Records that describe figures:

________________________

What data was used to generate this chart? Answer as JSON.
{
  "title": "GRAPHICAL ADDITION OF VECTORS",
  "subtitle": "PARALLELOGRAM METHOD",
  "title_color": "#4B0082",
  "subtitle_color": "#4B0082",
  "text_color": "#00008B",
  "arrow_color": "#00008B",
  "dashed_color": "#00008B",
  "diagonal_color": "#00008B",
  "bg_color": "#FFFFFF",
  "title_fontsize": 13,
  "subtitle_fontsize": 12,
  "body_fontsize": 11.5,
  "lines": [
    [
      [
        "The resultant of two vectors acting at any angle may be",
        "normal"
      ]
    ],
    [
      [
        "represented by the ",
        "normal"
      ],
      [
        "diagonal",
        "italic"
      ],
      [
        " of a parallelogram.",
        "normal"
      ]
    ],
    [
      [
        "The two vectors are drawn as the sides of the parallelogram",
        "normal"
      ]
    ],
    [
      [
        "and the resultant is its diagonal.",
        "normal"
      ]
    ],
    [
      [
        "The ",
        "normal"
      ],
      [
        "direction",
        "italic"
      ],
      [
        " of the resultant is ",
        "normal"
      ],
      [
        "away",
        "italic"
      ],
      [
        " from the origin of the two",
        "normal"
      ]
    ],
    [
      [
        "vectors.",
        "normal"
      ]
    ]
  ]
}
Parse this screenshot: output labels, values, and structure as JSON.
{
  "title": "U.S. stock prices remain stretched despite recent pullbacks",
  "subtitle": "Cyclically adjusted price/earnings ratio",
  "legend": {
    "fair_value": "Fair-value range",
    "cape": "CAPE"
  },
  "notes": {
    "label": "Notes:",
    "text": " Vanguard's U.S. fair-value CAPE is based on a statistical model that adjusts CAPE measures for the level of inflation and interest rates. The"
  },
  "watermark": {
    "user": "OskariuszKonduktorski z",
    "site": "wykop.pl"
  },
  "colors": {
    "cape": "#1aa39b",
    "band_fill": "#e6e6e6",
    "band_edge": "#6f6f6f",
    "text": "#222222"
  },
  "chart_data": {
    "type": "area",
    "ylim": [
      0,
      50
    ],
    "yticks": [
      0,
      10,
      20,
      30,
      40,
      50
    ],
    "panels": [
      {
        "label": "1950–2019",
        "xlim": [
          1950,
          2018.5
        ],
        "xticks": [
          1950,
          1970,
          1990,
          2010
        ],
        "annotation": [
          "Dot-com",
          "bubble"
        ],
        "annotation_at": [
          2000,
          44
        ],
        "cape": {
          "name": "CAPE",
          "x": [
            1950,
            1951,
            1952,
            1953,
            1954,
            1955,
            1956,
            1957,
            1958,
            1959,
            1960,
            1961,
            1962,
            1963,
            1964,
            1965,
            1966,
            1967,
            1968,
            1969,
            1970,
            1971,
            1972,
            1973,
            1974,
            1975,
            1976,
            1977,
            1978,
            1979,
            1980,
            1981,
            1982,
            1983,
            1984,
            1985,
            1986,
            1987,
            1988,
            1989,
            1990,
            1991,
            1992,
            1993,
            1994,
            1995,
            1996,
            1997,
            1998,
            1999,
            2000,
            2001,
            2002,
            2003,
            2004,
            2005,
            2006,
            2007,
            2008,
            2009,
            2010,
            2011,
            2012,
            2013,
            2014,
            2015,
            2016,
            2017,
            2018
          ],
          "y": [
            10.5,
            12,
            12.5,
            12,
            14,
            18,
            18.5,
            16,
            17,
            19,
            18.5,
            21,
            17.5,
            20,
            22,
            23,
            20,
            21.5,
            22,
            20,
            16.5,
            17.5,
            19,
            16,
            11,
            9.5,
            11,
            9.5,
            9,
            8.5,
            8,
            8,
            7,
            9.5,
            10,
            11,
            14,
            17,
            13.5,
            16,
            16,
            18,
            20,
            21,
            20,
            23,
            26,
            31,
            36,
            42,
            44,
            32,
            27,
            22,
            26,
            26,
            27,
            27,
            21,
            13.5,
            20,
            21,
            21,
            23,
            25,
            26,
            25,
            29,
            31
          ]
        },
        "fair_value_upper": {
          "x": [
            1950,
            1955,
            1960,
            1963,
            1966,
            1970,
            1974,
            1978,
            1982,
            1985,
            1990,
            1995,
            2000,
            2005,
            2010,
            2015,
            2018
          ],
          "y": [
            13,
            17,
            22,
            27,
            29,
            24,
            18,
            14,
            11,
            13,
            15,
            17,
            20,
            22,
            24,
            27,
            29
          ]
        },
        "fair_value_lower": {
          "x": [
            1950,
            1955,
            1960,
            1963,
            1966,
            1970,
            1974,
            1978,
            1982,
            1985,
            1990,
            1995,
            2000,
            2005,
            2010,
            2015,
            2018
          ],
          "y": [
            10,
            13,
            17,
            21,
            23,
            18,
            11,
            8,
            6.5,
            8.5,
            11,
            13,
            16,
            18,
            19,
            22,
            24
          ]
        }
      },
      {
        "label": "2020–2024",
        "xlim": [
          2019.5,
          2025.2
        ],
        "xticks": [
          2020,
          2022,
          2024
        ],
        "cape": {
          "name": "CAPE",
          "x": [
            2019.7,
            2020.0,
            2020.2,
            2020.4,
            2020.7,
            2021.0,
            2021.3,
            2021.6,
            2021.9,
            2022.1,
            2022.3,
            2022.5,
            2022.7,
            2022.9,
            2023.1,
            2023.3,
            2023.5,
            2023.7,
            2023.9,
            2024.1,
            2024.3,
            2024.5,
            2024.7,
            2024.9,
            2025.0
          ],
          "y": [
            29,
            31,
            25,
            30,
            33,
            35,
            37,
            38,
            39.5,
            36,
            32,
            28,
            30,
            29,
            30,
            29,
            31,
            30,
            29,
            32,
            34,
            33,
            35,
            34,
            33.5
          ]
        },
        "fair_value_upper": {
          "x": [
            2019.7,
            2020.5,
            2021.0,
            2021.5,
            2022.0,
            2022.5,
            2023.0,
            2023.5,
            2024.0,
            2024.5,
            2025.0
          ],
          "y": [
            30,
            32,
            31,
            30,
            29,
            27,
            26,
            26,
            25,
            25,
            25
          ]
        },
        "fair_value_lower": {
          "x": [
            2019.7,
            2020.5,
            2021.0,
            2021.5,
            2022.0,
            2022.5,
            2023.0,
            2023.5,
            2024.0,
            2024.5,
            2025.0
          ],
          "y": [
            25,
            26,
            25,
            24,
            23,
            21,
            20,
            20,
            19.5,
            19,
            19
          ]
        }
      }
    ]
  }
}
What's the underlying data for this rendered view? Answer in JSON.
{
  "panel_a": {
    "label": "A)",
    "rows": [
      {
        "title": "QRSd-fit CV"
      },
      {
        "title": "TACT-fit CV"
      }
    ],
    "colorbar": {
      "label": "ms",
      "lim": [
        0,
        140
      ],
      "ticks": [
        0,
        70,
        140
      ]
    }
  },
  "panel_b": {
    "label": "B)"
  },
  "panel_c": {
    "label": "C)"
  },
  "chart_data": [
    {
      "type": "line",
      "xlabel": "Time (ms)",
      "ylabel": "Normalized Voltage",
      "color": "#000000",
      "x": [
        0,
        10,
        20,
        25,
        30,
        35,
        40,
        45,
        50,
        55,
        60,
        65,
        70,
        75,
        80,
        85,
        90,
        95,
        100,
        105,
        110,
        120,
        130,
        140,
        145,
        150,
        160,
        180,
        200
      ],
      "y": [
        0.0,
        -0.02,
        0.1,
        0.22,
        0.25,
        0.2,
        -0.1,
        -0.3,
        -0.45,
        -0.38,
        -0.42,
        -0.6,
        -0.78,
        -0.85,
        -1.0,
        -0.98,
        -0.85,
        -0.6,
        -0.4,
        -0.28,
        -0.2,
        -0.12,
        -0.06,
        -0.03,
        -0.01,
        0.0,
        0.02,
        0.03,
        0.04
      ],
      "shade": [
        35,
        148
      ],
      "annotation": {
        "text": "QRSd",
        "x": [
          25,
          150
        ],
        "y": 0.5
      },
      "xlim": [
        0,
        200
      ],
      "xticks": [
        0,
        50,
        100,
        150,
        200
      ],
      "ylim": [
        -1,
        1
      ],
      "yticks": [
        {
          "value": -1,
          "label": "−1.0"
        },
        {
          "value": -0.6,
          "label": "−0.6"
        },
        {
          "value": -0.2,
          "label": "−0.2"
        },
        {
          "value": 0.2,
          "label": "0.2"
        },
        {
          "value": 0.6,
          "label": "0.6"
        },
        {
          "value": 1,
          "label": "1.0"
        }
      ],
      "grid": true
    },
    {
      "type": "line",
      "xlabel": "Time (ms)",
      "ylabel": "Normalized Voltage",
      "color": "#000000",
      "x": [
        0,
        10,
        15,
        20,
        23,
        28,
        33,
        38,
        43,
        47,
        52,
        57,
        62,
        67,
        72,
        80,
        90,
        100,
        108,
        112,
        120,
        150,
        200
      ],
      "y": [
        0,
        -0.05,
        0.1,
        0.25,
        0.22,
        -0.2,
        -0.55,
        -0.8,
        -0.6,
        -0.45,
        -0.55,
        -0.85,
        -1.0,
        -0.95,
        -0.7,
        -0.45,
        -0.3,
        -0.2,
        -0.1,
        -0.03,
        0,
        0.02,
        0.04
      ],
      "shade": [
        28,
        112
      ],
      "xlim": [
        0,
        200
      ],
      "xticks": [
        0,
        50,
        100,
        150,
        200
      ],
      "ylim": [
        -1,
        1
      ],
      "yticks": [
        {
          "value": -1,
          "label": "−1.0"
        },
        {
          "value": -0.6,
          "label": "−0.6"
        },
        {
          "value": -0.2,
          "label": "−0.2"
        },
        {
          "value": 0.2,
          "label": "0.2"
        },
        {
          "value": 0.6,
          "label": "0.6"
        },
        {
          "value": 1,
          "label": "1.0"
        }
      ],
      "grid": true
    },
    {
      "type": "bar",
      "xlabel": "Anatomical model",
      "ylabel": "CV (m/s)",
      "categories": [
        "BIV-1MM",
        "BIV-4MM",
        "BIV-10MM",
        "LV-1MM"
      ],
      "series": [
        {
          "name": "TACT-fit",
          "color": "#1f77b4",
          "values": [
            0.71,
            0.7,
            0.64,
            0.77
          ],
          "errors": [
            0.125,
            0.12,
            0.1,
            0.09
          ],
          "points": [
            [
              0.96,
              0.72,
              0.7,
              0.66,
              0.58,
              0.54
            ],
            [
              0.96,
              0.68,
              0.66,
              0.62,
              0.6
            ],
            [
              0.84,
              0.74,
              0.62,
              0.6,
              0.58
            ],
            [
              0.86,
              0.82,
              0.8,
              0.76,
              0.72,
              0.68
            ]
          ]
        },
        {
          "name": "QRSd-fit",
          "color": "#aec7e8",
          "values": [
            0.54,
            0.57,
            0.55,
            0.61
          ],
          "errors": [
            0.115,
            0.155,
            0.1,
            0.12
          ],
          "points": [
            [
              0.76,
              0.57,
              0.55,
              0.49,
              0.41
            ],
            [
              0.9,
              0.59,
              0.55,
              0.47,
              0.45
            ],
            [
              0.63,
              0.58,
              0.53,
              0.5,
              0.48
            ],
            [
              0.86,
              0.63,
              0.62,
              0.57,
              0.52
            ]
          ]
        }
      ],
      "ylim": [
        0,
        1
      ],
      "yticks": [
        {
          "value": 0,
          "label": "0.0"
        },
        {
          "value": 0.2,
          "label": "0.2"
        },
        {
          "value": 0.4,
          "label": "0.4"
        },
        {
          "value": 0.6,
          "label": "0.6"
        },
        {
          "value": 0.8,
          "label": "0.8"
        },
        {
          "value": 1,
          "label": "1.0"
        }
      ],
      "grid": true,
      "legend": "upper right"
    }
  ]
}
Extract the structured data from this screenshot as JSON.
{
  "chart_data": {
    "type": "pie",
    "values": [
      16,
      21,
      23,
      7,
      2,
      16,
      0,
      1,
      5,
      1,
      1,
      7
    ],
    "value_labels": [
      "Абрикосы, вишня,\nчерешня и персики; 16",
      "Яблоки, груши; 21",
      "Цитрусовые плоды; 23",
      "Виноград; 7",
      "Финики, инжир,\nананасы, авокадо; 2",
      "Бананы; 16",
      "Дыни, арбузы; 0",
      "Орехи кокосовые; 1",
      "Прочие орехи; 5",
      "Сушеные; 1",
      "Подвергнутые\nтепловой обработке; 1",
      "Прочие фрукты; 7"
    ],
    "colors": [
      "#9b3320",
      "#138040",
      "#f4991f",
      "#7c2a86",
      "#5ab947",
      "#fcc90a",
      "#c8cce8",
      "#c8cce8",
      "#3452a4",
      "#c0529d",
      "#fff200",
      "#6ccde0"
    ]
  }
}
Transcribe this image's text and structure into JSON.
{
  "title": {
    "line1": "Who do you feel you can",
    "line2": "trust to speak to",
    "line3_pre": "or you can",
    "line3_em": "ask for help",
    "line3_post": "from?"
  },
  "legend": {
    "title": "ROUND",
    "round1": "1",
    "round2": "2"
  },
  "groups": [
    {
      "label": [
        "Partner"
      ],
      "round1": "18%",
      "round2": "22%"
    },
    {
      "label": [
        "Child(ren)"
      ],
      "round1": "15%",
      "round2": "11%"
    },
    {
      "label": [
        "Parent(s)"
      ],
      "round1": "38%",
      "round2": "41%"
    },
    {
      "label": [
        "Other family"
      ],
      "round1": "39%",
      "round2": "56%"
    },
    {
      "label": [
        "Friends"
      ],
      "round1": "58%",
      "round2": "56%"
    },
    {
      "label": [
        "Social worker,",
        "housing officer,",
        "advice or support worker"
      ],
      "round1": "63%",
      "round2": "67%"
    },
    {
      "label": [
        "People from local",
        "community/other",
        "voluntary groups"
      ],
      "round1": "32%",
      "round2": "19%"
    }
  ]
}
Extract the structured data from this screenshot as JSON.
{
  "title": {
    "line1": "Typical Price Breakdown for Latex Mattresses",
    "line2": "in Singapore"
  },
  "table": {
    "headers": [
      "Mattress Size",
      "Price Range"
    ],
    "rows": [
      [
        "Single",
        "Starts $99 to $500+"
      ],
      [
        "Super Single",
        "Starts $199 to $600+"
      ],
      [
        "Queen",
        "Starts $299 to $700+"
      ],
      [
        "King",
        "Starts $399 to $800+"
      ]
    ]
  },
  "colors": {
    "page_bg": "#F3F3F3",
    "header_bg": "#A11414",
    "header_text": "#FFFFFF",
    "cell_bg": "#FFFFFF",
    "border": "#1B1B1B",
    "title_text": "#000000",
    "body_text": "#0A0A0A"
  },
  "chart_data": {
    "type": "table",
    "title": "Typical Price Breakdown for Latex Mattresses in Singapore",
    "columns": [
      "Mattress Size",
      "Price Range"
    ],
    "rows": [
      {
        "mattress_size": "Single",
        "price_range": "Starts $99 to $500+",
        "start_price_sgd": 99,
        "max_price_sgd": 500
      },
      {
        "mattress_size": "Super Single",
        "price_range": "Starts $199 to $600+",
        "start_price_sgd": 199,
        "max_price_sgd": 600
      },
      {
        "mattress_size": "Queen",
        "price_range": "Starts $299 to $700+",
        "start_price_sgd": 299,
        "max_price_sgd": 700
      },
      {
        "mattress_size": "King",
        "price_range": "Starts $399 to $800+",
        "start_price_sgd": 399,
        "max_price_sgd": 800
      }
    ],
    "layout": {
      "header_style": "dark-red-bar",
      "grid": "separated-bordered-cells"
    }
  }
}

________________________

TO DO: Examine the records and report how many lines contain the string "name". Only the number should be given.

TASK RESULT: 4